- **INPUT MATERIAL**

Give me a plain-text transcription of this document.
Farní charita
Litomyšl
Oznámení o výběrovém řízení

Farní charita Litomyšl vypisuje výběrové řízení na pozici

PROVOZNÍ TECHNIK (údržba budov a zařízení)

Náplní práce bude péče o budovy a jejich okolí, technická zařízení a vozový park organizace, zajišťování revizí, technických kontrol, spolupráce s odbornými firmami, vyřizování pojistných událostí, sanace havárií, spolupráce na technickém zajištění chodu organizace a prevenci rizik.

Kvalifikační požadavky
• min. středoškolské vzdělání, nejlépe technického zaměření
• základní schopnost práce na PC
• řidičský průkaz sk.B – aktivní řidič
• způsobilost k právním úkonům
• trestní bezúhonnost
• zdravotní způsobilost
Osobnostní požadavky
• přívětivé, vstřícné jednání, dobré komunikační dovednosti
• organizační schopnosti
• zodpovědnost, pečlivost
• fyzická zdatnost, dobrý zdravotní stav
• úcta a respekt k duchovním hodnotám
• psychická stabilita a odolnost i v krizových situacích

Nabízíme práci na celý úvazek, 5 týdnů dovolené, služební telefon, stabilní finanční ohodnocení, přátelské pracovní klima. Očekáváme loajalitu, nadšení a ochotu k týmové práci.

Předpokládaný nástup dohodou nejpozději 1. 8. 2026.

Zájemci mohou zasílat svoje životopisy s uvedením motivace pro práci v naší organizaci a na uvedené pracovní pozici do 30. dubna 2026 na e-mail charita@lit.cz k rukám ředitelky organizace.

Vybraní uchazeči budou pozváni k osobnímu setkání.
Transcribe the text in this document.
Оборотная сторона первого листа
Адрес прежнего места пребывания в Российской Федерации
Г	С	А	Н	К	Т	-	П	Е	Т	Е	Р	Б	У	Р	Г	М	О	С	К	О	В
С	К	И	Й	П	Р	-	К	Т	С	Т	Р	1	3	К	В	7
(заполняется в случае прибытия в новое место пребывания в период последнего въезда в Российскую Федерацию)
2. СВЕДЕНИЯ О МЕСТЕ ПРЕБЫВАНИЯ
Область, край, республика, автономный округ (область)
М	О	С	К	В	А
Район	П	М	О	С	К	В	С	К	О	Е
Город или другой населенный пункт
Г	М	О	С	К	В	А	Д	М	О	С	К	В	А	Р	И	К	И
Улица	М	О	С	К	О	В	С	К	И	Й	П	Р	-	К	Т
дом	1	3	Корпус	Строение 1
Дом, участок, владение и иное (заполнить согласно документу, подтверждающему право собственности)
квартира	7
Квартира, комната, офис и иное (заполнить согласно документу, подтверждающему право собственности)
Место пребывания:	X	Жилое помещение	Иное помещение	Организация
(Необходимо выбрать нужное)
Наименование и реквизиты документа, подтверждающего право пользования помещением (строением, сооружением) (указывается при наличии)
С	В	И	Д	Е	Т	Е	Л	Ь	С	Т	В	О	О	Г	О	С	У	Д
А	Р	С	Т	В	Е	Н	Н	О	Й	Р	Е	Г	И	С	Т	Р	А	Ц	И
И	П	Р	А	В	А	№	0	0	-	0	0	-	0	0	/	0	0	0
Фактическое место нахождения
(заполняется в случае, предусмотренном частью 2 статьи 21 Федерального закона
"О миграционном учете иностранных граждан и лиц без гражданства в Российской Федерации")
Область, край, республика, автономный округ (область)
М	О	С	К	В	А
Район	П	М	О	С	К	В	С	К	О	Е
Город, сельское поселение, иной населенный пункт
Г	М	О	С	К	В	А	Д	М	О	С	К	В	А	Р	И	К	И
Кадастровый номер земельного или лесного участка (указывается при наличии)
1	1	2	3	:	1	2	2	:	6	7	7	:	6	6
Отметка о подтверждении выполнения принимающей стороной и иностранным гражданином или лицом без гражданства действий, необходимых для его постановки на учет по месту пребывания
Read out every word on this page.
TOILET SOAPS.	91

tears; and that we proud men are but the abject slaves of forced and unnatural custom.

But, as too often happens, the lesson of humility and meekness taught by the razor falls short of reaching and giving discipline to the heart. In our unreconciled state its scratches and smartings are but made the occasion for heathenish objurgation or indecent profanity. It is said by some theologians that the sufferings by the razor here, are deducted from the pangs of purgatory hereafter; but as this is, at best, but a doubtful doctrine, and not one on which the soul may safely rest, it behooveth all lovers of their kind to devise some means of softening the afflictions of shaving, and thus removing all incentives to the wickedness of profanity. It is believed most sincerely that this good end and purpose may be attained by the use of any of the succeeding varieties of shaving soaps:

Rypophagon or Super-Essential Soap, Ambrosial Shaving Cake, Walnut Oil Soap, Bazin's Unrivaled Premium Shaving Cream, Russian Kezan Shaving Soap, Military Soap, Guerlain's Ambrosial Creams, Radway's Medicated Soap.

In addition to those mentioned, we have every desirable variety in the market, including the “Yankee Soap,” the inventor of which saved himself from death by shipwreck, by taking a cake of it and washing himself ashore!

- **EXERCISE GOAL**
Every record above needs to be repeated word for word.

- **ANSWER TO THE TASK**
Give me a plain-text transcription of this document.
Farní charita
Litomyšl
Oznámení o výběrovém řízení

Farní charita Litomyšl vypisuje výběrové řízení na pozici

PROVOZNÍ TECHNIK (údržba budov a zařízení)

Náplní práce bude péče o budovy a jejich okolí, technická zařízení a vozový park organizace, zajišťování revizí, technických kontrol, spolupráce s odbornými firmami, vyřizování pojistných událostí, sanace havárií, spolupráce na technickém zajištění chodu organizace a prevenci rizik.

Kvalifikační požadavky
• min. středoškolské vzdělání, nejlépe technického zaměření
• základní schopnost práce na PC
• řidičský průkaz sk.B – aktivní řidič
• způsobilost k právním úkonům
• trestní bezúhonnost
• zdravotní způsobilost
Osobnostní požadavky
• přívětivé, vstřícné jednání, dobré komunikační dovednosti
• organizační schopnosti
• zodpovědnost, pečlivost
• fyzická zdatnost, dobrý zdravotní stav
• úcta a respekt k duchovním hodnotám
• psychická stabilita a odolnost i v krizových situacích

Nabízíme práci na celý úvazek, 5 týdnů dovolené, služební telefon, stabilní finanční ohodnocení, přátelské pracovní klima. Očekáváme loajalitu, nadšení a ochotu k týmové práci.

Předpokládaný nástup dohodou nejpozději 1. 8. 2026.

Zájemci mohou zasílat svoje životopisy s uvedením motivace pro práci v naší organizaci a na uvedené pracovní pozici do 30. dubna 2026 na e-mail charita@lit.cz k rukám ředitelky organizace.

Vybraní uchazeči budou pozváni k osobnímu setkání.
Transcribe the text in this document.
Оборотная сторона первого листа
Адрес прежнего места пребывания в Российской Федерации
Г	С	А	Н	К	Т	-	П	Е	Т	Е	Р	Б	У	Р	Г	М	О	С	К	О	В
С	К	И	Й	П	Р	-	К	Т	С	Т	Р	1	3	К	В	7
(заполняется в случае прибытия в новое место пребывания в период последнего въезда в Российскую Федерацию)
2. СВЕДЕНИЯ О МЕСТЕ ПРЕБЫВАНИЯ
Область, край, республика, автономный округ (область)
М	О	С	К	В	А
Район	П	М	О	С	К	В	С	К	О	Е
Город или другой населенный пункт
Г	М	О	С	К	В	А	Д	М	О	С	К	В	А	Р	И	К	И
Улица	М	О	С	К	О	В	С	К	И	Й	П	Р	-	К	Т
дом	1	3	Корпус	Строение 1
Дом, участок, владение и иное (заполнить согласно документу, подтверждающему право собственности)
квартира	7
Квартира, комната, офис и иное (заполнить согласно документу, подтверждающему право собственности)
Место пребывания:	X	Жилое помещение	Иное помещение	Организация
(Необходимо выбрать нужное)
Наименование и реквизиты документа, подтверждающего право пользования помещением (строением, сооружением) (указывается при наличии)
С	В	И	Д	Е	Т	Е	Л	Ь	С	Т	В	О	О	Г	О	С	У	Д
А	Р	С	Т	В	Е	Н	Н	О	Й	Р	Е	Г	И	С	Т	Р	А	Ц	И
И	П	Р	А	В	А	№	0	0	-	0	0	-	0	0	/	0	0	0
Фактическое место нахождения
(заполняется в случае, предусмотренном частью 2 статьи 21 Федерального закона
"О миграционном учете иностранных граждан и лиц без гражданства в Российской Федерации")
Область, край, республика, автономный округ (область)
М	О	С	К	В	А
Район	П	М	О	С	К	В	С	К	О	Е
Город, сельское поселение, иной населенный пункт
Г	М	О	С	К	В	А	Д	М	О	С	К	В	А	Р	И	К	И
Кадастровый номер земельного или лесного участка (указывается при наличии)
1	1	2	3	:	1	2	2	:	6	7	7	:	6	6
Отметка о подтверждении выполнения принимающей стороной и иностранным гражданином или лицом без гражданства действий, необходимых для его постановки на учет по месту пребывания
Read out every word on this page.
TOILET SOAPS.	91

tears; and that we proud men are but the abject slaves of forced and unnatural custom.

But, as too often happens, the lesson of humility and meekness taught by the razor falls short of reaching and giving discipline to the heart. In our unreconciled state its scratches and smartings are but made the occasion for heathenish objurgation or indecent profanity. It is said by some theologians that the sufferings by the razor here, are deducted from the pangs of purgatory hereafter; but as this is, at best, but a doubtful doctrine, and not one on which the soul may safely rest, it behooveth all lovers of their kind to devise some means of softening the afflictions of shaving, and thus removing all incentives to the wickedness of profanity. It is believed most sincerely that this good end and purpose may be attained by the use of any of the succeeding varieties of shaving soaps:

Rypophagon or Super-Essential Soap, Ambrosial Shaving Cake, Walnut Oil Soap, Bazin's Unrivaled Premium Shaving Cream, Russian Kezan Shaving Soap, Military Soap, Guerlain's Ambrosial Creams, Radway's Medicated Soap.

In addition to those mentioned, we have every desirable variety in the market, including the “Yankee Soap,” the inventor of which saved himself from death by shipwreck, by taking a cake of it and washing himself ashore!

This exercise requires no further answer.